AIM OF THE EXERCISE> Check each line of the material. Copy those containing "level".

DATASET>
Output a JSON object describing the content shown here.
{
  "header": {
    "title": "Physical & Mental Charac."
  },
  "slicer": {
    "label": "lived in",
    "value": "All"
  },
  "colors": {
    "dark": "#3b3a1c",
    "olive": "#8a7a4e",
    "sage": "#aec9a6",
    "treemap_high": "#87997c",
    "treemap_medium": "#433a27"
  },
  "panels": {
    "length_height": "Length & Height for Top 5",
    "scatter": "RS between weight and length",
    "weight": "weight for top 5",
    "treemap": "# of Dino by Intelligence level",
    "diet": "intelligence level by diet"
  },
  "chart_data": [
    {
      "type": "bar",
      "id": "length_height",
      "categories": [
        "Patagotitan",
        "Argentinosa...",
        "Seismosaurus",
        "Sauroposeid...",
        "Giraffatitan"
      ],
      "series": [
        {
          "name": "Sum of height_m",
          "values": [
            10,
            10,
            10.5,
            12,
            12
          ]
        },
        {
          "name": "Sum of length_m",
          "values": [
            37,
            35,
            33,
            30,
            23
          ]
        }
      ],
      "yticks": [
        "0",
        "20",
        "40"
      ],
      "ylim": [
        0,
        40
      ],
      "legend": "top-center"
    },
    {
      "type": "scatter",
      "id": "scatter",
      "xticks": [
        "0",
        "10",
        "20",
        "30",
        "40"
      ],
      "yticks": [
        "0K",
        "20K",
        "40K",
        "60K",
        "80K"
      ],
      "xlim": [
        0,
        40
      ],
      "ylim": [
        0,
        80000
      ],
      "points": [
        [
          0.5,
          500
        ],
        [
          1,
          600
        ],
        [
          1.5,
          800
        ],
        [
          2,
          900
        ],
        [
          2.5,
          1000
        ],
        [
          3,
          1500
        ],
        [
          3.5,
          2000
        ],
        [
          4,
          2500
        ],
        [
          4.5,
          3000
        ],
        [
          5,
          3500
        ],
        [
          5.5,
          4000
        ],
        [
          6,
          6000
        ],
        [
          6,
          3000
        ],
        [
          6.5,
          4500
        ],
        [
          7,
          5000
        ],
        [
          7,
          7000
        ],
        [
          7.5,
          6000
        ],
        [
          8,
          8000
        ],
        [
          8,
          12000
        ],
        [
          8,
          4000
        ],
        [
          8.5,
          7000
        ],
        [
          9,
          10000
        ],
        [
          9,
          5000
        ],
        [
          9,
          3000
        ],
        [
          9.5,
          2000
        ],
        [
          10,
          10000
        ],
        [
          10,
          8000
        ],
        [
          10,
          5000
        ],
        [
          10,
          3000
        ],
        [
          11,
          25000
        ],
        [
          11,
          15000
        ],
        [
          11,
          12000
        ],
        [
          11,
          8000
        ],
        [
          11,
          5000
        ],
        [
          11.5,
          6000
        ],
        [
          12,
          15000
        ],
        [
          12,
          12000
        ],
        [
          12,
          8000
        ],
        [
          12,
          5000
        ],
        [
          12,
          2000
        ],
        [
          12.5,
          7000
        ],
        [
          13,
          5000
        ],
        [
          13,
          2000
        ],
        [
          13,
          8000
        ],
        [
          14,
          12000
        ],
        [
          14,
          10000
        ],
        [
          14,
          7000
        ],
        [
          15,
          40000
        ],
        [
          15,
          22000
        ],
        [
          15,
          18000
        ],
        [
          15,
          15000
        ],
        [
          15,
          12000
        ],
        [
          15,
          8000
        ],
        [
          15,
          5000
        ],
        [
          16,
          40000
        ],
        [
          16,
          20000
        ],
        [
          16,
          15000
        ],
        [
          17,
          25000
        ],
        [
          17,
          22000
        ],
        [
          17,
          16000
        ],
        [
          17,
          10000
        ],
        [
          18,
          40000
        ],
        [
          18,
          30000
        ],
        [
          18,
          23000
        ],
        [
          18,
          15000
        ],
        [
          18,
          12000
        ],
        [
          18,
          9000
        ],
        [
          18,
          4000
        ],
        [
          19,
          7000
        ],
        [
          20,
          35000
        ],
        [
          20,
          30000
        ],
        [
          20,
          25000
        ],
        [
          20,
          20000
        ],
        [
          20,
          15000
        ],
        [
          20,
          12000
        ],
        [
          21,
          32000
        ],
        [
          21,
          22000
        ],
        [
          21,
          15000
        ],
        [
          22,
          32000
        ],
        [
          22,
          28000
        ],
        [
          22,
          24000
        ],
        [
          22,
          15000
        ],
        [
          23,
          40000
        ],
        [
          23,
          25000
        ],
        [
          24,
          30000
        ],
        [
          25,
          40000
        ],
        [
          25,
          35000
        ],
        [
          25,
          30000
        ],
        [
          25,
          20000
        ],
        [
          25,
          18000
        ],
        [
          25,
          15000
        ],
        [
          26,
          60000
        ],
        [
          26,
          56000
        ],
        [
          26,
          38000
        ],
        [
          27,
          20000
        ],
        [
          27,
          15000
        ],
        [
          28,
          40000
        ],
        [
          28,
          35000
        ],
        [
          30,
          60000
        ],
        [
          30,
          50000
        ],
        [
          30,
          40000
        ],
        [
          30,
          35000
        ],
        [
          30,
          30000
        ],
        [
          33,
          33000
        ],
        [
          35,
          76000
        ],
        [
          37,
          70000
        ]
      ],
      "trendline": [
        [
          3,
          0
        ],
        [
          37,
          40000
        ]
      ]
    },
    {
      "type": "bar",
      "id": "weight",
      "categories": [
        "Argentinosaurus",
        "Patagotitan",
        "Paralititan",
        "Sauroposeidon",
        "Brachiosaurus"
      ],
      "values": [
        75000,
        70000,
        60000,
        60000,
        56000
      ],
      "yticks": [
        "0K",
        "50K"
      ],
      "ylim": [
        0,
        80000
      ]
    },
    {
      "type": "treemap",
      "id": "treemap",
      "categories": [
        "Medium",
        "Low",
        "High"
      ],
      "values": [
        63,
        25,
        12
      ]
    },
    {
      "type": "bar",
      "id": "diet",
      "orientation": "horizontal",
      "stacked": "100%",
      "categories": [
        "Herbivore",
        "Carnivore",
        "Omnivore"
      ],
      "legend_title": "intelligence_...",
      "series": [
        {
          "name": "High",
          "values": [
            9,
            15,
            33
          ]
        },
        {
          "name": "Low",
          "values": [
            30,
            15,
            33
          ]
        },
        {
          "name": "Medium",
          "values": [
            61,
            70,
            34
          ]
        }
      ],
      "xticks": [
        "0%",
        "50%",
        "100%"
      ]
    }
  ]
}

RESULT OF THE EXERCISE>
    "treemap": "# of Dino by Intelligence level",
    "diet": "intelligence level by diet"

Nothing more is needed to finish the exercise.